▶ [Your goal]: Count every line of the material that holds the string "individuos". Respond with the total only.

▶ [Source data]:
=======

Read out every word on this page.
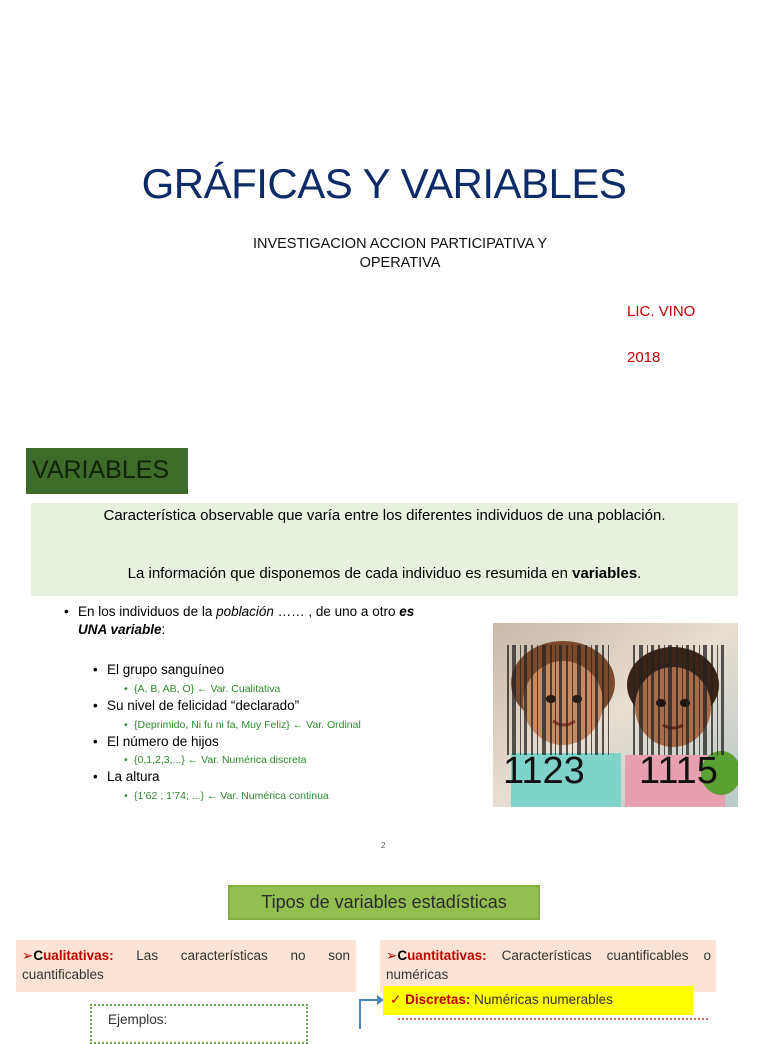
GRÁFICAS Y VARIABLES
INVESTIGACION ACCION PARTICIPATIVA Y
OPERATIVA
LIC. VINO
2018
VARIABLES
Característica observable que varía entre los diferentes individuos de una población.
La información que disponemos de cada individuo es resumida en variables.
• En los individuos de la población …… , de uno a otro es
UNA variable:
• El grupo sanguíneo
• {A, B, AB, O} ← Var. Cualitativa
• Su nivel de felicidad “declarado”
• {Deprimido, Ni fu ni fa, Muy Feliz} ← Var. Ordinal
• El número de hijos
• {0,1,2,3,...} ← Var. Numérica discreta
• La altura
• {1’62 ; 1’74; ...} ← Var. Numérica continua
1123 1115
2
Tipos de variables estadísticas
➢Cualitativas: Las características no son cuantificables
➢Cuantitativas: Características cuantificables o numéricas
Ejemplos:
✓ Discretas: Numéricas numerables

=======

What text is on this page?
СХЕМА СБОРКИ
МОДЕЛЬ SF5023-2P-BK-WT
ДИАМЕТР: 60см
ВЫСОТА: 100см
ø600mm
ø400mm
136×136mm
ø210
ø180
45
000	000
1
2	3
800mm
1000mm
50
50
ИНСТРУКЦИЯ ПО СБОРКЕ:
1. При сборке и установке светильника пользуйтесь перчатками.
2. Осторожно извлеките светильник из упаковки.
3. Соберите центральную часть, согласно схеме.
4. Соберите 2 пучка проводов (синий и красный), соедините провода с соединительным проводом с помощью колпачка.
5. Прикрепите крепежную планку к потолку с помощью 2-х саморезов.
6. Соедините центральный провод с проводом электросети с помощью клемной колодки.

=======

▶ [Exercise response]: 2